▶ **Given instruction**: Write out the material again word for word, dropping any images it holds.

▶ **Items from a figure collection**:
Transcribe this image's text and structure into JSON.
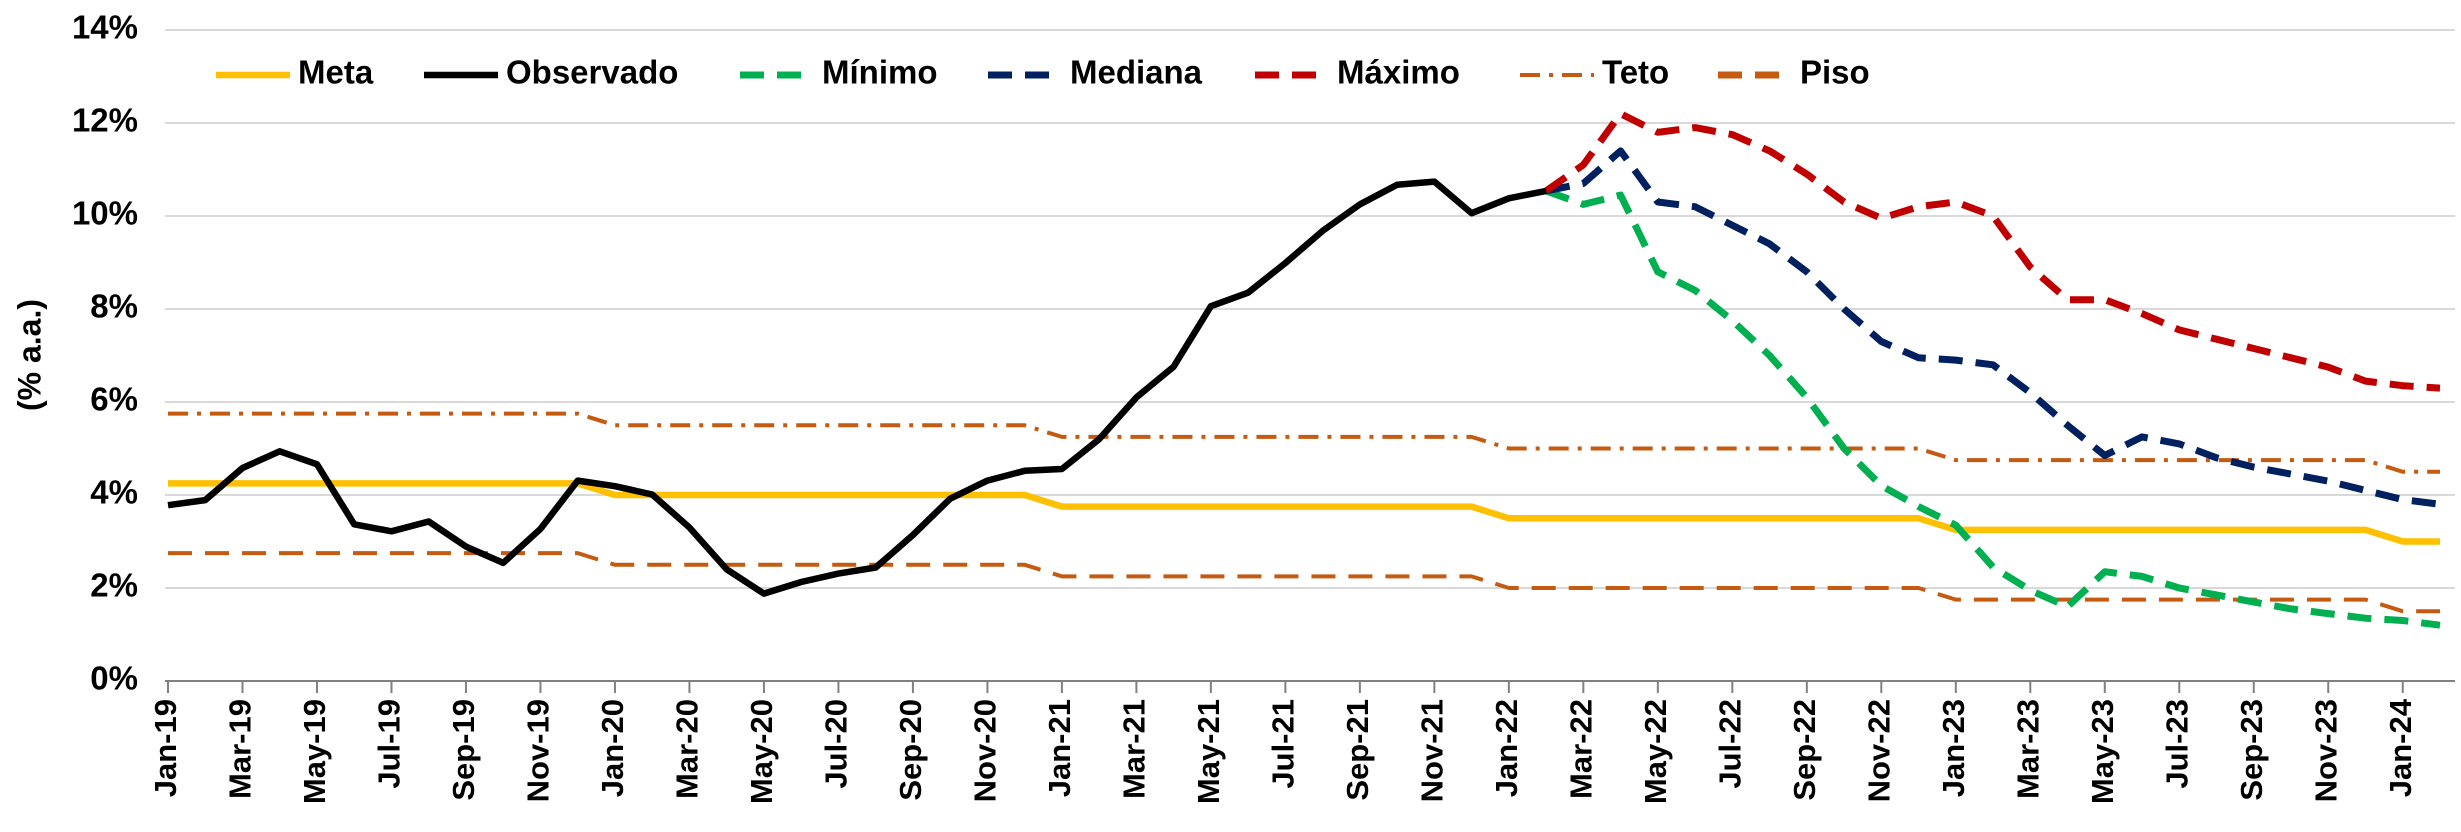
{
  "chart_data": {
    "type": "line",
    "y_label": "(% a.a.)",
    "categories": [
      "Jan-19",
      null,
      "Mar-19",
      null,
      "May-19",
      null,
      "Jul-19",
      null,
      "Sep-19",
      null,
      "Nov-19",
      null,
      "Jan-20",
      null,
      "Mar-20",
      null,
      "May-20",
      null,
      "Jul-20",
      null,
      "Sep-20",
      null,
      "Nov-20",
      null,
      "Jan-21",
      null,
      "Mar-21",
      null,
      "May-21",
      null,
      "Jul-21",
      null,
      "Sep-21",
      null,
      "Nov-21",
      null,
      "Jan-22",
      null,
      "Mar-22",
      null,
      "May-22",
      null,
      "Jul-22",
      null,
      "Sep-22",
      null,
      "Nov-22",
      null,
      "Jan-23",
      null,
      "Mar-23",
      null,
      "May-23",
      null,
      "Jul-23",
      null,
      "Sep-23",
      null,
      "Nov-23",
      null,
      "Jan-24",
      null
    ],
    "ylim": [
      0,
      14
    ],
    "yticks": [
      {
        "value": 0,
        "label": "0%"
      },
      {
        "value": 2,
        "label": "2%"
      },
      {
        "value": 4,
        "label": "4%"
      },
      {
        "value": 6,
        "label": "6%"
      },
      {
        "value": 8,
        "label": "8%"
      },
      {
        "value": 10,
        "label": "10%"
      },
      {
        "value": 12,
        "label": "12%"
      },
      {
        "value": 14,
        "label": "14%"
      }
    ],
    "grid": true,
    "legend": "top-left",
    "series": [
      {
        "name": "Meta",
        "color": "#ffc000",
        "dash": "solid",
        "values": [
          4.25,
          4.25,
          4.25,
          4.25,
          4.25,
          4.25,
          4.25,
          4.25,
          4.25,
          4.25,
          4.25,
          4.25,
          4,
          4,
          4,
          4,
          4,
          4,
          4,
          4,
          4,
          4,
          4,
          4,
          3.75,
          3.75,
          3.75,
          3.75,
          3.75,
          3.75,
          3.75,
          3.75,
          3.75,
          3.75,
          3.75,
          3.75,
          3.5,
          3.5,
          3.5,
          3.5,
          3.5,
          3.5,
          3.5,
          3.5,
          3.5,
          3.5,
          3.5,
          3.5,
          3.25,
          3.25,
          3.25,
          3.25,
          3.25,
          3.25,
          3.25,
          3.25,
          3.25,
          3.25,
          3.25,
          3.25,
          3,
          3
        ]
      },
      {
        "name": "Observado",
        "color": "#000000",
        "dash": "solid",
        "values": [
          3.78,
          3.89,
          4.58,
          4.94,
          4.66,
          3.37,
          3.22,
          3.43,
          2.89,
          2.54,
          3.27,
          4.31,
          4.19,
          4.01,
          3.3,
          2.4,
          1.88,
          2.13,
          2.31,
          2.44,
          3.14,
          3.92,
          4.31,
          4.52,
          4.56,
          5.2,
          6.1,
          6.76,
          8.06,
          8.35,
          8.99,
          9.68,
          10.25,
          10.67,
          10.74,
          10.06,
          10.38,
          10.54,
          null,
          null,
          null,
          null,
          null,
          null,
          null,
          null,
          null,
          null,
          null,
          null,
          null,
          null,
          null,
          null,
          null,
          null,
          null,
          null,
          null,
          null,
          null,
          null
        ]
      },
      {
        "name": "Mínimo",
        "color": "#00b050",
        "dash": "dash",
        "values": [
          null,
          null,
          null,
          null,
          null,
          null,
          null,
          null,
          null,
          null,
          null,
          null,
          null,
          null,
          null,
          null,
          null,
          null,
          null,
          null,
          null,
          null,
          null,
          null,
          null,
          null,
          null,
          null,
          null,
          null,
          null,
          null,
          null,
          null,
          null,
          null,
          null,
          10.54,
          10.25,
          10.45,
          8.8,
          8.4,
          7.75,
          7,
          6.1,
          5,
          4.2,
          3.75,
          3.35,
          2.45,
          1.95,
          1.6,
          2.35,
          2.25,
          2,
          1.85,
          1.7,
          1.55,
          1.45,
          1.35,
          1.3,
          1.2
        ]
      },
      {
        "name": "Mediana",
        "color": "#002060",
        "dash": "dash",
        "values": [
          null,
          null,
          null,
          null,
          null,
          null,
          null,
          null,
          null,
          null,
          null,
          null,
          null,
          null,
          null,
          null,
          null,
          null,
          null,
          null,
          null,
          null,
          null,
          null,
          null,
          null,
          null,
          null,
          null,
          null,
          null,
          null,
          null,
          null,
          null,
          null,
          null,
          10.54,
          10.7,
          11.4,
          10.3,
          10.2,
          9.8,
          9.4,
          8.8,
          8,
          7.3,
          6.95,
          6.9,
          6.8,
          6.2,
          5.5,
          4.85,
          5.25,
          5.1,
          4.8,
          4.6,
          4.45,
          4.3,
          4.1,
          3.9,
          3.8
        ]
      },
      {
        "name": "Máximo",
        "color": "#c00000",
        "dash": "dash",
        "values": [
          null,
          null,
          null,
          null,
          null,
          null,
          null,
          null,
          null,
          null,
          null,
          null,
          null,
          null,
          null,
          null,
          null,
          null,
          null,
          null,
          null,
          null,
          null,
          null,
          null,
          null,
          null,
          null,
          null,
          null,
          null,
          null,
          null,
          null,
          null,
          null,
          null,
          10.54,
          11.1,
          12.2,
          11.8,
          11.9,
          11.75,
          11.4,
          10.9,
          10.3,
          9.95,
          10.2,
          10.3,
          10,
          8.9,
          8.2,
          8.2,
          7.9,
          7.55,
          7.35,
          7.15,
          6.95,
          6.75,
          6.45,
          6.35,
          6.3
        ]
      },
      {
        "name": "Teto",
        "color": "#c55a11",
        "dash": "dashdot",
        "values": [
          5.75,
          5.75,
          5.75,
          5.75,
          5.75,
          5.75,
          5.75,
          5.75,
          5.75,
          5.75,
          5.75,
          5.75,
          5.5,
          5.5,
          5.5,
          5.5,
          5.5,
          5.5,
          5.5,
          5.5,
          5.5,
          5.5,
          5.5,
          5.5,
          5.25,
          5.25,
          5.25,
          5.25,
          5.25,
          5.25,
          5.25,
          5.25,
          5.25,
          5.25,
          5.25,
          5.25,
          5,
          5,
          5,
          5,
          5,
          5,
          5,
          5,
          5,
          5,
          5,
          5,
          4.75,
          4.75,
          4.75,
          4.75,
          4.75,
          4.75,
          4.75,
          4.75,
          4.75,
          4.75,
          4.75,
          4.75,
          4.5,
          4.5
        ]
      },
      {
        "name": "Piso",
        "color": "#c55a11",
        "dash": "dash",
        "values": [
          2.75,
          2.75,
          2.75,
          2.75,
          2.75,
          2.75,
          2.75,
          2.75,
          2.75,
          2.75,
          2.75,
          2.75,
          2.5,
          2.5,
          2.5,
          2.5,
          2.5,
          2.5,
          2.5,
          2.5,
          2.5,
          2.5,
          2.5,
          2.5,
          2.25,
          2.25,
          2.25,
          2.25,
          2.25,
          2.25,
          2.25,
          2.25,
          2.25,
          2.25,
          2.25,
          2.25,
          2,
          2,
          2,
          2,
          2,
          2,
          2,
          2,
          2,
          2,
          2,
          2,
          1.75,
          1.75,
          1.75,
          1.75,
          1.75,
          1.75,
          1.75,
          1.75,
          1.75,
          1.75,
          1.75,
          1.75,
          1.5,
          1.5
        ]
      }
    ]
  }
}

▶ **Reply**:
Transcribe this image's text and structure into JSON.
{
  "chart_data": {
    "type": "line",
    "y_label": "(% a.a.)",
    "categories": [
      "Jan-19",
      null,
      "Mar-19",
      null,
      "May-19",
      null,
      "Jul-19",
      null,
      "Sep-19",
      null,
      "Nov-19",
      null,
      "Jan-20",
      null,
      "Mar-20",
      null,
      "May-20",
      null,
      "Jul-20",
      null,
      "Sep-20",
      null,
      "Nov-20",
      null,
      "Jan-21",
      null,
      "Mar-21",
      null,
      "May-21",
      null,
      "Jul-21",
      null,
      "Sep-21",
      null,
      "Nov-21",
      null,
      "Jan-22",
      null,
      "Mar-22",
      null,
      "May-22",
      null,
      "Jul-22",
      null,
      "Sep-22",
      null,
      "Nov-22",
      null,
      "Jan-23",
      null,
      "Mar-23",
      null,
      "May-23",
      null,
      "Jul-23",
      null,
      "Sep-23",
      null,
      "Nov-23",
      null,
      "Jan-24",
      null
    ],
    "ylim": [
      0,
      14
    ],
    "yticks": [
      {
        "value": 0,
        "label": "0%"
      },
      {
        "value": 2,
        "label": "2%"
      },
      {
        "value": 4,
        "label": "4%"
      },
      {
        "value": 6,
        "label": "6%"
      },
      {
        "value": 8,
        "label": "8%"
      },
      {
        "value": 10,
        "label": "10%"
      },
      {
        "value": 12,
        "label": "12%"
      },
      {
        "value": 14,
        "label": "14%"
      }
    ],
    "grid": true,
    "legend": "top-left",
    "series": [
      {
        "name": "Meta",
        "color": "#ffc000",
        "dash": "solid",
        "values": [
          4.25,
          4.25,
          4.25,
          4.25,
          4.25,
          4.25,
          4.25,
          4.25,
          4.25,
          4.25,
          4.25,
          4.25,
          4,
          4,
          4,
          4,
          4,
          4,
          4,
          4,
          4,
          4,
          4,
          4,
          3.75,
          3.75,
          3.75,
          3.75,
          3.75,
          3.75,
          3.75,
          3.75,
          3.75,
          3.75,
          3.75,
          3.75,
          3.5,
          3.5,
          3.5,
          3.5,
          3.5,
          3.5,
          3.5,
          3.5,
          3.5,
          3.5,
          3.5,
          3.5,
          3.25,
          3.25,
          3.25,
          3.25,
          3.25,
          3.25,
          3.25,
          3.25,
          3.25,
          3.25,
          3.25,
          3.25,
          3,
          3
        ]
      },
      {
        "name": "Observado",
        "color": "#000000",
        "dash": "solid",
        "values": [
          3.78,
          3.89,
          4.58,
          4.94,
          4.66,
          3.37,
          3.22,
          3.43,
          2.89,
          2.54,
          3.27,
          4.31,
          4.19,
          4.01,
          3.3,
          2.4,
          1.88,
          2.13,
          2.31,
          2.44,
          3.14,
          3.92,
          4.31,
          4.52,
          4.56,
          5.2,
          6.1,
          6.76,
          8.06,
          8.35,
          8.99,
          9.68,
          10.25,
          10.67,
          10.74,
          10.06,
          10.38,
          10.54,
          null,
          null,
          null,
          null,
          null,
          null,
          null,
          null,
          null,
          null,
          null,
          null,
          null,
          null,
          null,
          null,
          null,
          null,
          null,
          null,
          null,
          null,
          null,
          null
        ]
      },
      {
        "name": "Mínimo",
        "color": "#00b050",
        "dash": "dash",
        "values": [
          null,
          null,
          null,
          null,
          null,
          null,
          null,
          null,
          null,
          null,
          null,
          null,
          null,
          null,
          null,
          null,
          null,
          null,
          null,
          null,
          null,
          null,
          null,
          null,
          null,
          null,
          null,
          null,
          null,
          null,
          null,
          null,
          null,
          null,
          null,
          null,
          null,
          10.54,
          10.25,
          10.45,
          8.8,
          8.4,
          7.75,
          7,
          6.1,
          5,
          4.2,
          3.75,
          3.35,
          2.45,
          1.95,
          1.6,
          2.35,
          2.25,
          2,
          1.85,
          1.7,
          1.55,
          1.45,
          1.35,
          1.3,
          1.2
        ]
      },
      {
        "name": "Mediana",
        "color": "#002060",
        "dash": "dash",
        "values": [
          null,
          null,
          null,
          null,
          null,
          null,
          null,
          null,
          null,
          null,
          null,
          null,
          null,
          null,
          null,
          null,
          null,
          null,
          null,
          null,
          null,
          null,
          null,
          null,
          null,
          null,
          null,
          null,
          null,
          null,
          null,
          null,
          null,
          null,
          null,
          null,
          null,
          10.54,
          10.7,
          11.4,
          10.3,
          10.2,
          9.8,
          9.4,
          8.8,
          8,
          7.3,
          6.95,
          6.9,
          6.8,
          6.2,
          5.5,
          4.85,
          5.25,
          5.1,
          4.8,
          4.6,
          4.45,
          4.3,
          4.1,
          3.9,
          3.8
        ]
      },
      {
        "name": "Máximo",
        "color": "#c00000",
        "dash": "dash",
        "values": [
          null,
          null,
          null,
          null,
          null,
          null,
          null,
          null,
          null,
          null,
          null,
          null,
          null,
          null,
          null,
          null,
          null,
          null,
          null,
          null,
          null,
          null,
          null,
          null,
          null,
          null,
          null,
          null,
          null,
          null,
          null,
          null,
          null,
          null,
          null,
          null,
          null,
          10.54,
          11.1,
          12.2,
          11.8,
          11.9,
          11.75,
          11.4,
          10.9,
          10.3,
          9.95,
          10.2,
          10.3,
          10,
          8.9,
          8.2,
          8.2,
          7.9,
          7.55,
          7.35,
          7.15,
          6.95,
          6.75,
          6.45,
          6.35,
          6.3
        ]
      },
      {
        "name": "Teto",
        "color": "#c55a11",
        "dash": "dashdot",
        "values": [
          5.75,
          5.75,
          5.75,
          5.75,
          5.75,
          5.75,
          5.75,
          5.75,
          5.75,
          5.75,
          5.75,
          5.75,
          5.5,
          5.5,
          5.5,
          5.5,
          5.5,
          5.5,
          5.5,
          5.5,
          5.5,
          5.5,
          5.5,
          5.5,
          5.25,
          5.25,
          5.25,
          5.25,
          5.25,
          5.25,
          5.25,
          5.25,
          5.25,
          5.25,
          5.25,
          5.25,
          5,
          5,
          5,
          5,
          5,
          5,
          5,
          5,
          5,
          5,
          5,
          5,
          4.75,
          4.75,
          4.75,
          4.75,
          4.75,
          4.75,
          4.75,
          4.75,
          4.75,
          4.75,
          4.75,
          4.75,
          4.5,
          4.5
        ]
      },
      {
        "name": "Piso",
        "color": "#c55a11",
        "dash": "dash",
        "values": [
          2.75,
          2.75,
          2.75,
          2.75,
          2.75,
          2.75,
          2.75,
          2.75,
          2.75,
          2.75,
          2.75,
          2.75,
          2.5,
          2.5,
          2.5,
          2.5,
          2.5,
          2.5,
          2.5,
          2.5,
          2.5,
          2.5,
          2.5,
          2.5,
          2.25,
          2.25,
          2.25,
          2.25,
          2.25,
          2.25,
          2.25,
          2.25,
          2.25,
          2.25,
          2.25,
          2.25,
          2,
          2,
          2,
          2,
          2,
          2,
          2,
          2,
          2,
          2,
          2,
          2,
          1.75,
          1.75,
          1.75,
          1.75,
          1.75,
          1.75,
          1.75,
          1.75,
          1.75,
          1.75,
          1.75,
          1.75,
          1.5,
          1.5
        ]
      }
    ]
  }
}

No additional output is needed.